WHAT IS REQUIRED: Without skipping anything, write out each record below exactly.

Begin STORED ROWS

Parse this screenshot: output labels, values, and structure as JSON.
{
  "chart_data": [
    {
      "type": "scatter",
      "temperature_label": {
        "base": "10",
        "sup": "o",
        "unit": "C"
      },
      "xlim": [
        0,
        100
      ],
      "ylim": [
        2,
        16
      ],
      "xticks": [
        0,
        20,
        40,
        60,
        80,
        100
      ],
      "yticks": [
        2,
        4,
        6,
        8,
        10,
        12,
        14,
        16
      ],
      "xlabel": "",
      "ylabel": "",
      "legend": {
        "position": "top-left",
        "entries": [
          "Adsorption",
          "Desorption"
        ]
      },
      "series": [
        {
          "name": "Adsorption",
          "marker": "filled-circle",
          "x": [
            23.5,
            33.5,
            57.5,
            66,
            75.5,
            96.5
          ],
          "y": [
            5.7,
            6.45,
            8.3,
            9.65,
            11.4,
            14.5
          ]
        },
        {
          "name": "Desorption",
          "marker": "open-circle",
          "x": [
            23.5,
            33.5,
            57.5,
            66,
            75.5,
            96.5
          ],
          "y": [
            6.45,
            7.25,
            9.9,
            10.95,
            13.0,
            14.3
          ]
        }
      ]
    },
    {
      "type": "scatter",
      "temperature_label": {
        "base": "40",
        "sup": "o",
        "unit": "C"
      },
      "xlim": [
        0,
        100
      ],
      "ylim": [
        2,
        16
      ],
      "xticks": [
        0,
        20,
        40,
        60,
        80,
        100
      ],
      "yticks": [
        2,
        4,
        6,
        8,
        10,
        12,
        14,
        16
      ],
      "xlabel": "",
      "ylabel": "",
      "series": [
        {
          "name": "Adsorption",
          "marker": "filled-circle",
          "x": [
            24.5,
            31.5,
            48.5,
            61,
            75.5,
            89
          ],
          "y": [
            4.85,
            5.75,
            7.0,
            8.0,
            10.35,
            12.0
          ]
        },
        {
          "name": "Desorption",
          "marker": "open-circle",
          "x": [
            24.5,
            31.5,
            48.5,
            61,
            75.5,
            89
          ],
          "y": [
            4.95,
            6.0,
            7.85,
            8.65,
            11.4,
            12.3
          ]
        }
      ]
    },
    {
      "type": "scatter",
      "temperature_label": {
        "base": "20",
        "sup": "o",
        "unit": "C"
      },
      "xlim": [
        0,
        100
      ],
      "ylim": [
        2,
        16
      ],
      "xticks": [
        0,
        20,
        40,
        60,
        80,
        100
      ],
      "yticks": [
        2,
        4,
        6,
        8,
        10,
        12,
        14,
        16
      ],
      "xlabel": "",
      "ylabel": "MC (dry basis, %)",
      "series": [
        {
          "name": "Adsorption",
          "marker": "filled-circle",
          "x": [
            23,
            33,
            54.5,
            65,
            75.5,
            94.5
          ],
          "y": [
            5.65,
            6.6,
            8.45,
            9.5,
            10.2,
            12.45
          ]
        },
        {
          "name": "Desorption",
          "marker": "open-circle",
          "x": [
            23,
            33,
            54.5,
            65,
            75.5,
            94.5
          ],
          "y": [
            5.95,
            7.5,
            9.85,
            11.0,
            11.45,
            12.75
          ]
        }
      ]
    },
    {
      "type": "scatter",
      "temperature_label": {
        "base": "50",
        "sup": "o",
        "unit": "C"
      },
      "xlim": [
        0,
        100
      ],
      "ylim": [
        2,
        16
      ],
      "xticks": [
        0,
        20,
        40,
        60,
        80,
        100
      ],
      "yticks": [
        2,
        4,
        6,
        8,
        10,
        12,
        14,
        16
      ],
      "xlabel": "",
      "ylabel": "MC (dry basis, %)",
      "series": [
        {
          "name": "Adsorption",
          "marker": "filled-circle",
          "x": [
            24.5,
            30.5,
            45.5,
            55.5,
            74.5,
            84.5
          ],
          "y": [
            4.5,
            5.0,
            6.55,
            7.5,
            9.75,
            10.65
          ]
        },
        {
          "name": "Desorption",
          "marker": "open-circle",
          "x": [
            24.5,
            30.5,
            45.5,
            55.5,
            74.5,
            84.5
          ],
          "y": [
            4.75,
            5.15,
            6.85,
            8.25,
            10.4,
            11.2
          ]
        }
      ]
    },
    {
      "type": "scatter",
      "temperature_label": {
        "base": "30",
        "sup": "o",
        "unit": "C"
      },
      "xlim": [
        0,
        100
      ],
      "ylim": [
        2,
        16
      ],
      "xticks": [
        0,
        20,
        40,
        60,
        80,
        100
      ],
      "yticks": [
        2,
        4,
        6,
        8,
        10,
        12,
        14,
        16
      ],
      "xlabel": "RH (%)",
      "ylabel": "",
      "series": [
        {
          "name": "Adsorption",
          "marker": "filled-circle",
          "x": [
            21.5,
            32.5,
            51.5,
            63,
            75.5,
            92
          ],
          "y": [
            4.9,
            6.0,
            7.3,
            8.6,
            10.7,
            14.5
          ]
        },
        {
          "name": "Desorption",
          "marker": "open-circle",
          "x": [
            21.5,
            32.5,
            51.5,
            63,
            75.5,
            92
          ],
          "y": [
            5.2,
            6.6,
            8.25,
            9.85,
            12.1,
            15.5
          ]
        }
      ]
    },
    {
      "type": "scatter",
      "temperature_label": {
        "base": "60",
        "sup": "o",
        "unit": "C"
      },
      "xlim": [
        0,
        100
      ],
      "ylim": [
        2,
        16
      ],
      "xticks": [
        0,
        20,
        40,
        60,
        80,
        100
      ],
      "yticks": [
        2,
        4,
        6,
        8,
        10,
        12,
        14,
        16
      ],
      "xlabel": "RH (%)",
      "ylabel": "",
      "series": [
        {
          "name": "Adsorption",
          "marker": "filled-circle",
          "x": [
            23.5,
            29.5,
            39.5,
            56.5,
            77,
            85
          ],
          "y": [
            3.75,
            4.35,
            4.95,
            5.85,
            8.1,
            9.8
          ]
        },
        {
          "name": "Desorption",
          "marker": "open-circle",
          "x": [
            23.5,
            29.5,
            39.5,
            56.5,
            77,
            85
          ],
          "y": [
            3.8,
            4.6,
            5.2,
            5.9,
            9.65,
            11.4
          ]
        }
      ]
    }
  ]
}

End STORED ROWS

EXPECTED OUTPUT:
Parse this screenshot: output labels, values, and structure as JSON.
{
  "chart_data": [
    {
      "type": "scatter",
      "temperature_label": {
        "base": "10",
        "sup": "o",
        "unit": "C"
      },
      "xlim": [
        0,
        100
      ],
      "ylim": [
        2,
        16
      ],
      "xticks": [
        0,
        20,
        40,
        60,
        80,
        100
      ],
      "yticks": [
        2,
        4,
        6,
        8,
        10,
        12,
        14,
        16
      ],
      "xlabel": "",
      "ylabel": "",
      "legend": {
        "position": "top-left",
        "entries": [
          "Adsorption",
          "Desorption"
        ]
      },
      "series": [
        {
          "name": "Adsorption",
          "marker": "filled-circle",
          "x": [
            23.5,
            33.5,
            57.5,
            66,
            75.5,
            96.5
          ],
          "y": [
            5.7,
            6.45,
            8.3,
            9.65,
            11.4,
            14.5
          ]
        },
        {
          "name": "Desorption",
          "marker": "open-circle",
          "x": [
            23.5,
            33.5,
            57.5,
            66,
            75.5,
            96.5
          ],
          "y": [
            6.45,
            7.25,
            9.9,
            10.95,
            13.0,
            14.3
          ]
        }
      ]
    },
    {
      "type": "scatter",
      "temperature_label": {
        "base": "40",
        "sup": "o",
        "unit": "C"
      },
      "xlim": [
        0,
        100
      ],
      "ylim": [
        2,
        16
      ],
      "xticks": [
        0,
        20,
        40,
        60,
        80,
        100
      ],
      "yticks": [
        2,
        4,
        6,
        8,
        10,
        12,
        14,
        16
      ],
      "xlabel": "",
      "ylabel": "",
      "series": [
        {
          "name": "Adsorption",
          "marker": "filled-circle",
          "x": [
            24.5,
            31.5,
            48.5,
            61,
            75.5,
            89
          ],
          "y": [
            4.85,
            5.75,
            7.0,
            8.0,
            10.35,
            12.0
          ]
        },
        {
          "name": "Desorption",
          "marker": "open-circle",
          "x": [
            24.5,
            31.5,
            48.5,
            61,
            75.5,
            89
          ],
          "y": [
            4.95,
            6.0,
            7.85,
            8.65,
            11.4,
            12.3
          ]
        }
      ]
    },
    {
      "type": "scatter",
      "temperature_label": {
        "base": "20",
        "sup": "o",
        "unit": "C"
      },
      "xlim": [
        0,
        100
      ],
      "ylim": [
        2,
        16
      ],
      "xticks": [
        0,
        20,
        40,
        60,
        80,
        100
      ],
      "yticks": [
        2,
        4,
        6,
        8,
        10,
        12,
        14,
        16
      ],
      "xlabel": "",
      "ylabel": "MC (dry basis, %)",
      "series": [
        {
          "name": "Adsorption",
          "marker": "filled-circle",
          "x": [
            23,
            33,
            54.5,
            65,
            75.5,
            94.5
          ],
          "y": [
            5.65,
            6.6,
            8.45,
            9.5,
            10.2,
            12.45
          ]
        },
        {
          "name": "Desorption",
          "marker": "open-circle",
          "x": [
            23,
            33,
            54.5,
            65,
            75.5,
            94.5
          ],
          "y": [
            5.95,
            7.5,
            9.85,
            11.0,
            11.45,
            12.75
          ]
        }
      ]
    },
    {
      "type": "scatter",
      "temperature_label": {
        "base": "50",
        "sup": "o",
        "unit": "C"
      },
      "xlim": [
        0,
        100
      ],
      "ylim": [
        2,
        16
      ],
      "xticks": [
        0,
        20,
        40,
        60,
        80,
        100
      ],
      "yticks": [
        2,
        4,
        6,
        8,
        10,
        12,
        14,
        16
      ],
      "xlabel": "",
      "ylabel": "MC (dry basis, %)",
      "series": [
        {
          "name": "Adsorption",
          "marker": "filled-circle",
          "x": [
            24.5,
            30.5,
            45.5,
            55.5,
            74.5,
            84.5
          ],
          "y": [
            4.5,
            5.0,
            6.55,
            7.5,
            9.75,
            10.65
          ]
        },
        {
          "name": "Desorption",
          "marker": "open-circle",
          "x": [
            24.5,
            30.5,
            45.5,
            55.5,
            74.5,
            84.5
          ],
          "y": [
            4.75,
            5.15,
            6.85,
            8.25,
            10.4,
            11.2
          ]
        }
      ]
    },
    {
      "type": "scatter",
      "temperature_label": {
        "base": "30",
        "sup": "o",
        "unit": "C"
      },
      "xlim": [
        0,
        100
      ],
      "ylim": [
        2,
        16
      ],
      "xticks": [
        0,
        20,
        40,
        60,
        80,
        100
      ],
      "yticks": [
        2,
        4,
        6,
        8,
        10,
        12,
        14,
        16
      ],
      "xlabel": "RH (%)",
      "ylabel": "",
      "series": [
        {
          "name": "Adsorption",
          "marker": "filled-circle",
          "x": [
            21.5,
            32.5,
            51.5,
            63,
            75.5,
            92
          ],
          "y": [
            4.9,
            6.0,
            7.3,
            8.6,
            10.7,
            14.5
          ]
        },
        {
          "name": "Desorption",
          "marker": "open-circle",
          "x": [
            21.5,
            32.5,
            51.5,
            63,
            75.5,
            92
          ],
          "y": [
            5.2,
            6.6,
            8.25,
            9.85,
            12.1,
            15.5
          ]
        }
      ]
    },
    {
      "type": "scatter",
      "temperature_label": {
        "base": "60",
        "sup": "o",
        "unit": "C"
      },
      "xlim": [
        0,
        100
      ],
      "ylim": [
        2,
        16
      ],
      "xticks": [
        0,
        20,
        40,
        60,
        80,
        100
      ],
      "yticks": [
        2,
        4,
        6,
        8,
        10,
        12,
        14,
        16
      ],
      "xlabel": "RH (%)",
      "ylabel": "",
      "series": [
        {
          "name": "Adsorption",
          "marker": "filled-circle",
          "x": [
            23.5,
            29.5,
            39.5,
            56.5,
            77,
            85
          ],
          "y": [
            3.75,
            4.35,
            4.95,
            5.85,
            8.1,
            9.8
          ]
        },
        {
          "name": "Desorption",
          "marker": "open-circle",
          "x": [
            23.5,
            29.5,
            39.5,
            56.5,
            77,
            85
          ],
          "y": [
            3.8,
            4.6,
            5.2,
            5.9,
            9.65,
            11.4
          ]
        }
      ]
    }
  ]
}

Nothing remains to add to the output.